**Given exercise**: Everything from the line containing "Parse this screenshot: output" through the last line of the data below is to be retyped exactly, apart from the pictures.

-- begin The records --

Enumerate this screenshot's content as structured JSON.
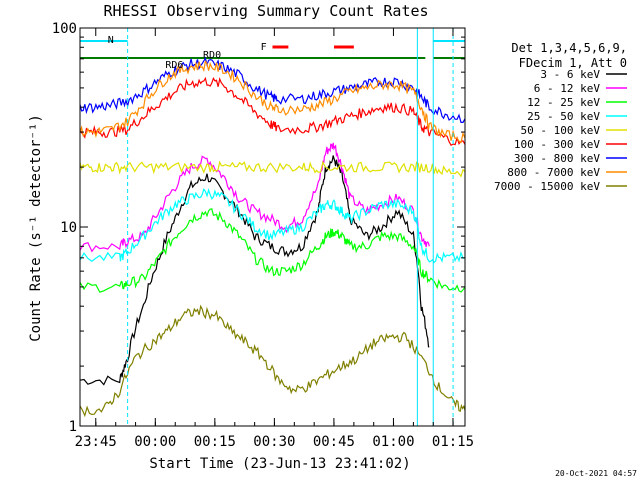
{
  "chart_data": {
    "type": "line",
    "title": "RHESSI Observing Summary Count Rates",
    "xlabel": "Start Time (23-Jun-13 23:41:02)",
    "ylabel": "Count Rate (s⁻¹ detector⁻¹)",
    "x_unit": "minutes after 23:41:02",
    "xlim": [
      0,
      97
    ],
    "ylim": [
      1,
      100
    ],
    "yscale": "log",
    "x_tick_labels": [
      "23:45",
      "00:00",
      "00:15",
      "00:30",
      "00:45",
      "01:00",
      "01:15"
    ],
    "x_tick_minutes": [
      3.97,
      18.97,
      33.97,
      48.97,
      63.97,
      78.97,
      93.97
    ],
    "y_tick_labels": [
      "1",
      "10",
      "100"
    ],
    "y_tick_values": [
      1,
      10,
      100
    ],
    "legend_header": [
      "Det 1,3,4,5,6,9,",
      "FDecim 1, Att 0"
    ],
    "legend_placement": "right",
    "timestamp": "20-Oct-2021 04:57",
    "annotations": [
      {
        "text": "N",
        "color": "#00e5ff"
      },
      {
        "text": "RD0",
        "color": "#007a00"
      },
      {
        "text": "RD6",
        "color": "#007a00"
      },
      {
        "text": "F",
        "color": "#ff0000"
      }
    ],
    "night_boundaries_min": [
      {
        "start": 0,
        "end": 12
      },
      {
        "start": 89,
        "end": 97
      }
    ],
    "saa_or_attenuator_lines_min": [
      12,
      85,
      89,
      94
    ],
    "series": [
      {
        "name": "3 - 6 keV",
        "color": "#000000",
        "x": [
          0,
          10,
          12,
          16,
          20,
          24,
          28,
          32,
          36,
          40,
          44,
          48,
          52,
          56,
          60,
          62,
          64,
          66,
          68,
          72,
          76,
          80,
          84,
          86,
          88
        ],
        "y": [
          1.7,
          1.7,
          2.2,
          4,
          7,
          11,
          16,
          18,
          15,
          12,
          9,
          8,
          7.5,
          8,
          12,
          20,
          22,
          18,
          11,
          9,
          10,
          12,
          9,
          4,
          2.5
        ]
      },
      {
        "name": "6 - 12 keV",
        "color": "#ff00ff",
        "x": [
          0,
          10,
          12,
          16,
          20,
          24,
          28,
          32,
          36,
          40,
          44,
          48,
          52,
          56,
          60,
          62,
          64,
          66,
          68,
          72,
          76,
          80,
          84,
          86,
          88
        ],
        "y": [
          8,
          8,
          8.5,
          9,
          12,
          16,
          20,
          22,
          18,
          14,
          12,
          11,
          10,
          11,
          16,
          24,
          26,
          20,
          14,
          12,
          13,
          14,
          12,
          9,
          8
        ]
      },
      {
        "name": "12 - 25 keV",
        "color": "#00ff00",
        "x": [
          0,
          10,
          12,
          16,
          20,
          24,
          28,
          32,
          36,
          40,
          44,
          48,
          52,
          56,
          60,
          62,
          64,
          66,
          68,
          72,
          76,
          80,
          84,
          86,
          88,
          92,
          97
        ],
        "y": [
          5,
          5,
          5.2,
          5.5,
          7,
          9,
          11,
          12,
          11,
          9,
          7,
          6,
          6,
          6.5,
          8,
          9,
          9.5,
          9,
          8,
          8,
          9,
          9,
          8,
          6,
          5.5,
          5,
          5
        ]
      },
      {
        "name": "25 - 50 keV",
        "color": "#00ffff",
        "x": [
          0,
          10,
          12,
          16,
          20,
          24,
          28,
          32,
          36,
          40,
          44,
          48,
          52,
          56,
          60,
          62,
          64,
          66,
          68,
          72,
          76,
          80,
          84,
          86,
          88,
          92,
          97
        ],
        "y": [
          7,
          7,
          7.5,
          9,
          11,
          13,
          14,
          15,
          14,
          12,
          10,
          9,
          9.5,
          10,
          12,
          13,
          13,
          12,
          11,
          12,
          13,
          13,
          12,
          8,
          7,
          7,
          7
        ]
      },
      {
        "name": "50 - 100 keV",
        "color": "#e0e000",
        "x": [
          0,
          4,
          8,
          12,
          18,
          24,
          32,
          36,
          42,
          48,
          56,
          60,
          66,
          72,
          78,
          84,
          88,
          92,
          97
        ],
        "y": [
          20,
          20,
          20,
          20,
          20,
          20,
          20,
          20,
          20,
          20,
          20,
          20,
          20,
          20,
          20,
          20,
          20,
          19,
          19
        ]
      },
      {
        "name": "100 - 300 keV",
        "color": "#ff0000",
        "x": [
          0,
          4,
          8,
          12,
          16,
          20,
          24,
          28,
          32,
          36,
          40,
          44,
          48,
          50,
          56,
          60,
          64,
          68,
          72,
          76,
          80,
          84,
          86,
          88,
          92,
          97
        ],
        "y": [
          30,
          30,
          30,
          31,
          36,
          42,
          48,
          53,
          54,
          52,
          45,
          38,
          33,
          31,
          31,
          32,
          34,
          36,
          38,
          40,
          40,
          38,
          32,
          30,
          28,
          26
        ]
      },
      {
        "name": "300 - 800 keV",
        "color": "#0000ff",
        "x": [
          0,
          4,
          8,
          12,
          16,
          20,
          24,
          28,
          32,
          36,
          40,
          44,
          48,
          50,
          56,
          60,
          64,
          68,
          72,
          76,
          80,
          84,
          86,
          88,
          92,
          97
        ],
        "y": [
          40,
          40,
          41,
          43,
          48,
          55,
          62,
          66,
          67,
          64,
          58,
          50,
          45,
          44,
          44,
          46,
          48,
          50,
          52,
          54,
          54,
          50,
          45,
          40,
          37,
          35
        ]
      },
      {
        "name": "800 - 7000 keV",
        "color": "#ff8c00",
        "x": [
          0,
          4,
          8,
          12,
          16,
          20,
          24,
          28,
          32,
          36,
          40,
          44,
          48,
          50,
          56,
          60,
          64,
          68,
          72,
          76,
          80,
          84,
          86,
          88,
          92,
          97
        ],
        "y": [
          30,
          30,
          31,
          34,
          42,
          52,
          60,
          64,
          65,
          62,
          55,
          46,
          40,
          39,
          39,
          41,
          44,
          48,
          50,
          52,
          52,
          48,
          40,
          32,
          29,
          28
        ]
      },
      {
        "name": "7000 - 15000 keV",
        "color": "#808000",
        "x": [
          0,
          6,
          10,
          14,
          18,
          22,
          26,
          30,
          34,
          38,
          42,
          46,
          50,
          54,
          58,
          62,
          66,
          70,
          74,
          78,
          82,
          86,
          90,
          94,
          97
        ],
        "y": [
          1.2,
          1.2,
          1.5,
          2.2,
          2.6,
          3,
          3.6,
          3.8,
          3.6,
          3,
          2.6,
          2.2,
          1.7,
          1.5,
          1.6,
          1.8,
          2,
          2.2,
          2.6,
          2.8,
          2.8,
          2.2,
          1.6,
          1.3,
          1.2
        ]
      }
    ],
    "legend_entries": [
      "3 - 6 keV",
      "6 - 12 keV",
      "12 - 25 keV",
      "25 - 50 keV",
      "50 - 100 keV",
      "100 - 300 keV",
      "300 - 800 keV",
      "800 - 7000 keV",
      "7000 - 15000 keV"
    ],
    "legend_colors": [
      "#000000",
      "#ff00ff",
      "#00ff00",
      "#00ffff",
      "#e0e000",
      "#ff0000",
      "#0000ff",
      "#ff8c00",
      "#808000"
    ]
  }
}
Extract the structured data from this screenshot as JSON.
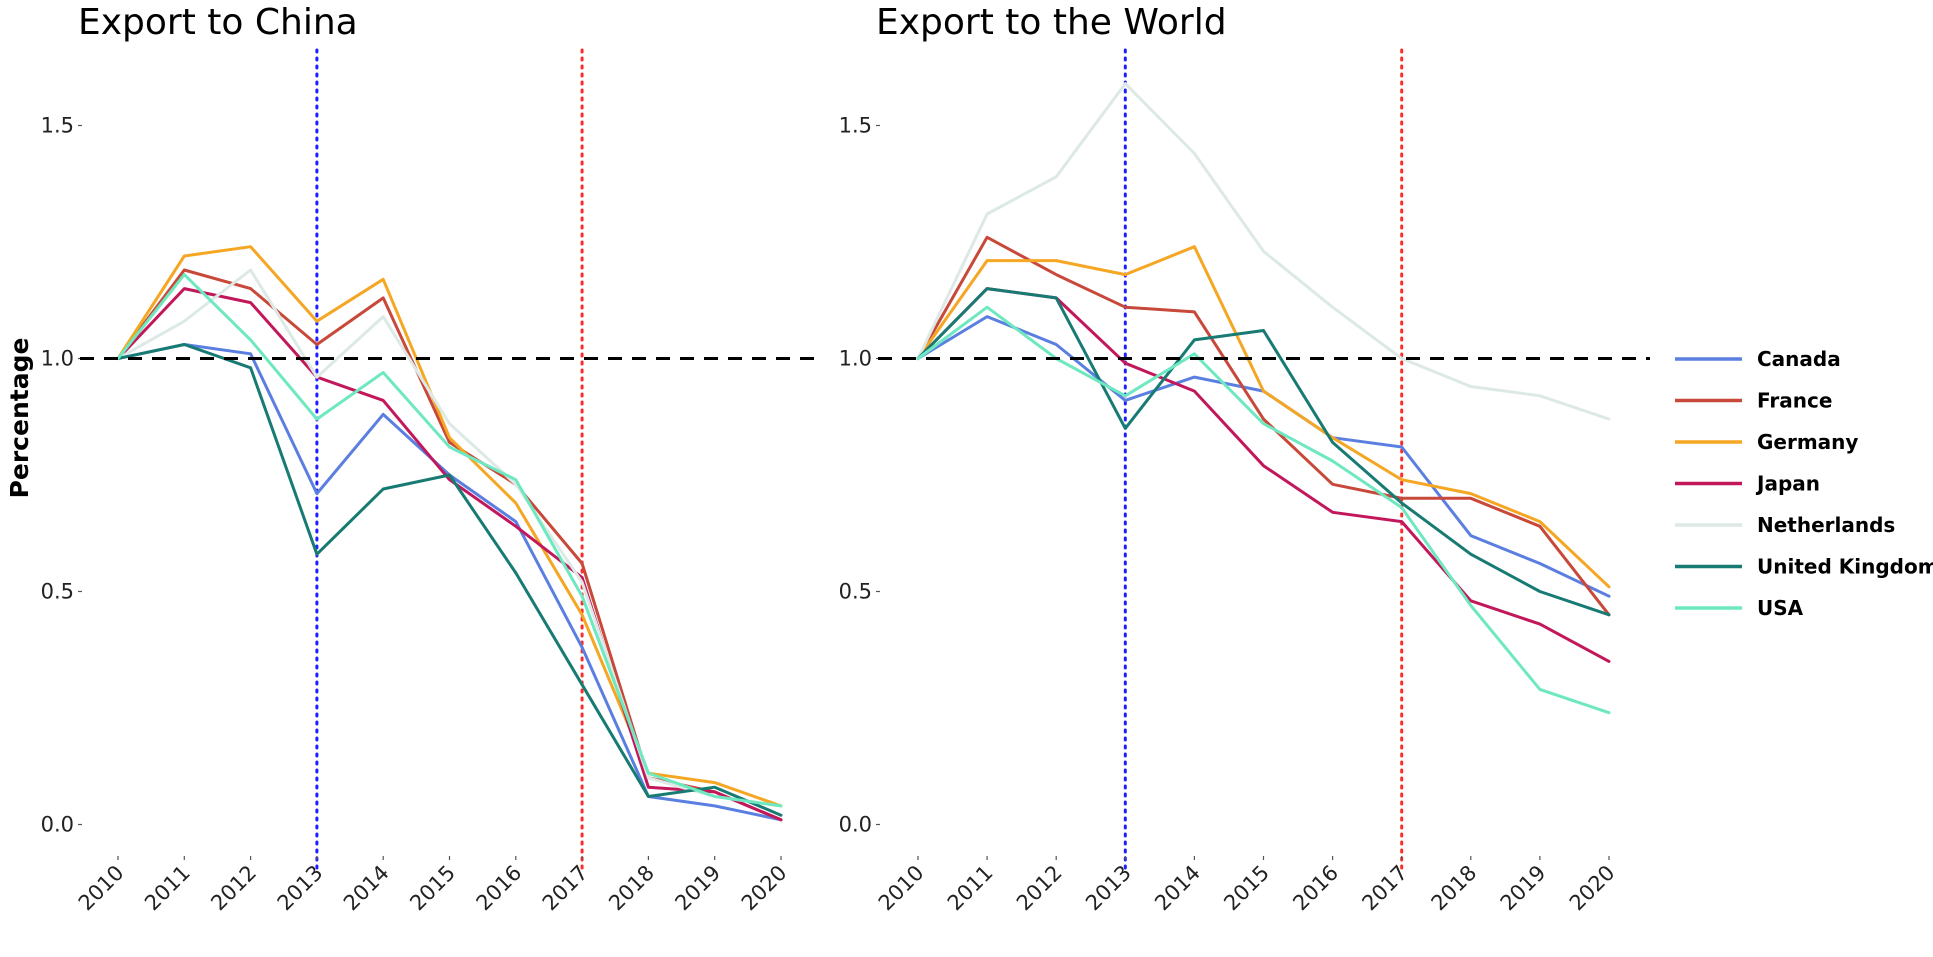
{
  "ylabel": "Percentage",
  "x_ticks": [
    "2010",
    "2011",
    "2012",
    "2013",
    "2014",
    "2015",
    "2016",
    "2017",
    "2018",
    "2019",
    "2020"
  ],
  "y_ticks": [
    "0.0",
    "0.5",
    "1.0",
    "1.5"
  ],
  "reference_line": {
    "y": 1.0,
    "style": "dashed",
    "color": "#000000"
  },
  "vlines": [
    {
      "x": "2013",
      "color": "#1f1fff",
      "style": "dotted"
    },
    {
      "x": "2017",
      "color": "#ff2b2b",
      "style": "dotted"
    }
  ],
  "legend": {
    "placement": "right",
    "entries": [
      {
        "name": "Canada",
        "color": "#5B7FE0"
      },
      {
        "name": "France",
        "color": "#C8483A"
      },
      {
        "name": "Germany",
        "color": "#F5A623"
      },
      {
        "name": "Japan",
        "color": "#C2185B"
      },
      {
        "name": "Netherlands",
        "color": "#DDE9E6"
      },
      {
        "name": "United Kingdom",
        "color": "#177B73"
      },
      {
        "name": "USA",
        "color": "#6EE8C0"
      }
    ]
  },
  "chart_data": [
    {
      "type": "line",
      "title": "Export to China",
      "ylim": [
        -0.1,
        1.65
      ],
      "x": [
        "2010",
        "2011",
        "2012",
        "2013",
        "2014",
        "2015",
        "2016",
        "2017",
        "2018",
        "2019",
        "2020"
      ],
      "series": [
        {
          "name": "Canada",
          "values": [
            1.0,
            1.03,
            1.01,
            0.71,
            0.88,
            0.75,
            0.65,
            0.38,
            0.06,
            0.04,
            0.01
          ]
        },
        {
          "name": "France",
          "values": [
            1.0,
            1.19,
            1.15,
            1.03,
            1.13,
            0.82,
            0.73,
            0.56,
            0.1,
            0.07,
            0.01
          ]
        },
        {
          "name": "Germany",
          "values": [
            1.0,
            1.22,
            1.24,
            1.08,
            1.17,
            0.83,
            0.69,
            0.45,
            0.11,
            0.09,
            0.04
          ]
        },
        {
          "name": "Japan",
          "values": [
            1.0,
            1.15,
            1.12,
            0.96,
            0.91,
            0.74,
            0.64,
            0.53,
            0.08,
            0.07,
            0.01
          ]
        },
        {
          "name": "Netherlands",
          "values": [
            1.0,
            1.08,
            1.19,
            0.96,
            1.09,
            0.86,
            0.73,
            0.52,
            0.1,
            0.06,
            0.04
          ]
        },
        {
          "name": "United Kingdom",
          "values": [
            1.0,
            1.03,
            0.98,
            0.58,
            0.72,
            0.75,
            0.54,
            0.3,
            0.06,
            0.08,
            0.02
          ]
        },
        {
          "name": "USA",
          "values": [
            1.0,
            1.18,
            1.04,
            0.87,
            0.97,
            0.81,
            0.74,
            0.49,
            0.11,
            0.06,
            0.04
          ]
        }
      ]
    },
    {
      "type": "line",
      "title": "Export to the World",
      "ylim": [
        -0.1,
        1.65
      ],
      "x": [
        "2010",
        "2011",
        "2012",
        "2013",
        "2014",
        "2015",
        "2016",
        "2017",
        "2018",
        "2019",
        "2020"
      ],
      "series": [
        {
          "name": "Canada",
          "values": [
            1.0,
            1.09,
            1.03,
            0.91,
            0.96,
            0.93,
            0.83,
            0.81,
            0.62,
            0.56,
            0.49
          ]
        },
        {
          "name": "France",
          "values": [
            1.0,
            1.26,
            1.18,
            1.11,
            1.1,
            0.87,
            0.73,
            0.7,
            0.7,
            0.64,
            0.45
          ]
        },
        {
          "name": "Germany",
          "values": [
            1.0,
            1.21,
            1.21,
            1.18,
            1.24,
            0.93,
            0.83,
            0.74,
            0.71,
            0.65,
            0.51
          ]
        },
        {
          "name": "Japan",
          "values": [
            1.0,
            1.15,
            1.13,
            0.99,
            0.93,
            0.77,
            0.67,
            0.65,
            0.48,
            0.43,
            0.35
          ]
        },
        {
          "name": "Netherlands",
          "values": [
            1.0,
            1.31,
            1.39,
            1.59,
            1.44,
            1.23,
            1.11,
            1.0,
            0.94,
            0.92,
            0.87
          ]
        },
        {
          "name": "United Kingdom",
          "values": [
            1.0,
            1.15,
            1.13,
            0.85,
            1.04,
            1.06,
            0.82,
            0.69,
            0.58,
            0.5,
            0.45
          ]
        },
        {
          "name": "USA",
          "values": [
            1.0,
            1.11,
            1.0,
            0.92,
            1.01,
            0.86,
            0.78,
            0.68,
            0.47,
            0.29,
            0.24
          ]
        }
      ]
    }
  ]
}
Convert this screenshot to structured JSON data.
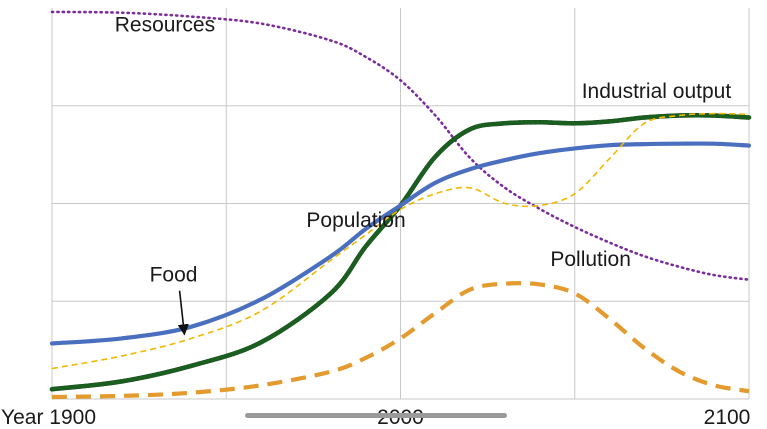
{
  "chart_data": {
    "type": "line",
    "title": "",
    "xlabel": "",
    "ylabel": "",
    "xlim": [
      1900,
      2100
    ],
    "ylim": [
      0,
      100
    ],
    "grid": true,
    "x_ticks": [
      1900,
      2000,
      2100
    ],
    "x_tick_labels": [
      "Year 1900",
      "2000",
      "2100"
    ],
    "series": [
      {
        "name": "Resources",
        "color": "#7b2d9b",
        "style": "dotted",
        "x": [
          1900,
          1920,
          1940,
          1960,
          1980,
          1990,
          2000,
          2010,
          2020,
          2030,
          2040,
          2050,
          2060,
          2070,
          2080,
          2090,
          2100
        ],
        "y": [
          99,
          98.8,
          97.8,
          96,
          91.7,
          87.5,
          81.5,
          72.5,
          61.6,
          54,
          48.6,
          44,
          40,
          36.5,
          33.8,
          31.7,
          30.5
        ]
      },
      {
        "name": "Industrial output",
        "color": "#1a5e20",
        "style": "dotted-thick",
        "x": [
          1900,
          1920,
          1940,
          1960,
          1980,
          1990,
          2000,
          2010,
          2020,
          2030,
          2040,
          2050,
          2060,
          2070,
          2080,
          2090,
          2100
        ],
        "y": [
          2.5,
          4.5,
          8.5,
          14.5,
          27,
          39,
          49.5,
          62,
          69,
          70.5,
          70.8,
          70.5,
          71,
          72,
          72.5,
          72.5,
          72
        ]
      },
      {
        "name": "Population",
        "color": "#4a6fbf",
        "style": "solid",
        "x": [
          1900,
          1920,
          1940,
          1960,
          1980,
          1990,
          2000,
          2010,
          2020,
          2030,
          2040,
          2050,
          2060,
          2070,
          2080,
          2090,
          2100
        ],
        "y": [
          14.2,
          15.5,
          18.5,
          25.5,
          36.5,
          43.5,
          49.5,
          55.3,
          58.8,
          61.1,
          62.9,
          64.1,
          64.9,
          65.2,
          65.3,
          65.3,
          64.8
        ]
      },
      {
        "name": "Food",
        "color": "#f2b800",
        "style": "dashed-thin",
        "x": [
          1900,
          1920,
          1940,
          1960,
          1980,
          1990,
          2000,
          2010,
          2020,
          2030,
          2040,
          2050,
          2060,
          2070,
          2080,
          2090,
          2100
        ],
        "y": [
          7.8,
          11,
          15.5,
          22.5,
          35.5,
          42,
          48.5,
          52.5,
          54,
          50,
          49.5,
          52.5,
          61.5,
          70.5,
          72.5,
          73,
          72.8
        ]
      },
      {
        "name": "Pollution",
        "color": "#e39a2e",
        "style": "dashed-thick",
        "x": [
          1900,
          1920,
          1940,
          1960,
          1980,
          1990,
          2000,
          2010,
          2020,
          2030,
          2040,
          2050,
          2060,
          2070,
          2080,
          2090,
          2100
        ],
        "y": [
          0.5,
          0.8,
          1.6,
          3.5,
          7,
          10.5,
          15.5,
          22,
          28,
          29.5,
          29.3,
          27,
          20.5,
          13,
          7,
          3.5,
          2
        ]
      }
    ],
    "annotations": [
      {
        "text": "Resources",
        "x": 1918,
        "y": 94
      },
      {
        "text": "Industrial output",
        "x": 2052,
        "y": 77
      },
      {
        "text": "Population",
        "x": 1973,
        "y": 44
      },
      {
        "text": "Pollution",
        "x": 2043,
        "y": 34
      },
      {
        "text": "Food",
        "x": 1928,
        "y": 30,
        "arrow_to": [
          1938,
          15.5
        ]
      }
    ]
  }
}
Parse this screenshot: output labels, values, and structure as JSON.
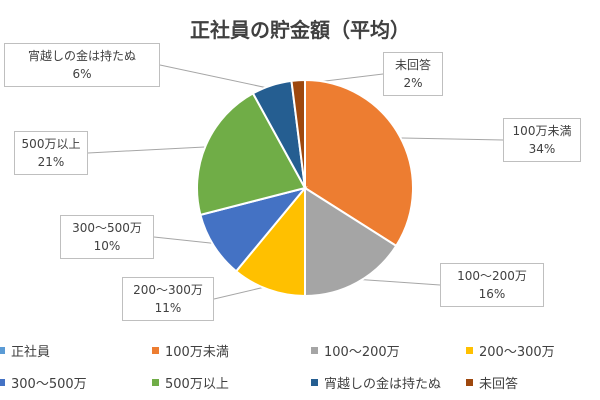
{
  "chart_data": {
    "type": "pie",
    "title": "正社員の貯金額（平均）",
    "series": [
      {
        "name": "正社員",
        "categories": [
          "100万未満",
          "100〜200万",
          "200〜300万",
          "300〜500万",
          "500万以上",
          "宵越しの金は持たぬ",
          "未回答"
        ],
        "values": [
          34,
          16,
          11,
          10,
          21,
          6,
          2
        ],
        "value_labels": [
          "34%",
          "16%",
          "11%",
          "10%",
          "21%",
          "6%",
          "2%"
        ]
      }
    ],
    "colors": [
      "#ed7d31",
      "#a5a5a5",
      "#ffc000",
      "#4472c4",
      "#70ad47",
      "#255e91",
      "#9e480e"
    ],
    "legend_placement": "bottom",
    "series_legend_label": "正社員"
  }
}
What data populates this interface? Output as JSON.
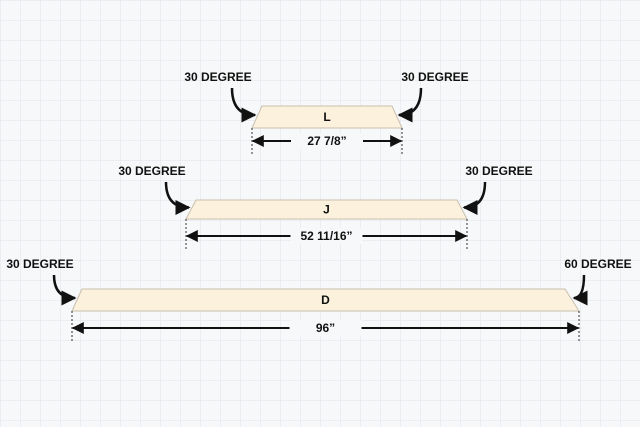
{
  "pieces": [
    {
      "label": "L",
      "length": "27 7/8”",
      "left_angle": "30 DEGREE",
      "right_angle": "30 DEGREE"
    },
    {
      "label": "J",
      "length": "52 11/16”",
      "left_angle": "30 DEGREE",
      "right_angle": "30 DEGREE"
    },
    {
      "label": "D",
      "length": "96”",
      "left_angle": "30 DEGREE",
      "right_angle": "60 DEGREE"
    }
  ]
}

-- end The records --

**Solution to the exercise**:
Parse this screenshot: output labels, values, and structure as JSON.
{
  "chart_data": {
    "type": "pie",
    "title": "正社員の貯金額（平均）",
    "series": [
      {
        "name": "正社員",
        "categories": [
          "100万未満",
          "100〜200万",
          "200〜300万",
          "300〜500万",
          "500万以上",
          "宵越しの金は持たぬ",
          "未回答"
        ],
        "values": [
          34,
          16,
          11,
          10,
          21,
          6,
          2
        ],
        "value_labels": [
          "34%",
          "16%",
          "11%",
          "10%",
          "21%",
          "6%",
          "2%"
        ]
      }
    ],
    "colors": [
      "#ed7d31",
      "#a5a5a5",
      "#ffc000",
      "#4472c4",
      "#70ad47",
      "#255e91",
      "#9e480e"
    ],
    "legend_placement": "bottom",
    "series_legend_label": "正社員"
  }
}
What data populates this interface? Output as JSON.
{
  "pieces": [
    {
      "label": "L",
      "length": "27 7/8”",
      "left_angle": "30 DEGREE",
      "right_angle": "30 DEGREE"
    },
    {
      "label": "J",
      "length": "52 11/16”",
      "left_angle": "30 DEGREE",
      "right_angle": "30 DEGREE"
    },
    {
      "label": "D",
      "length": "96”",
      "left_angle": "30 DEGREE",
      "right_angle": "60 DEGREE"
    }
  ]
}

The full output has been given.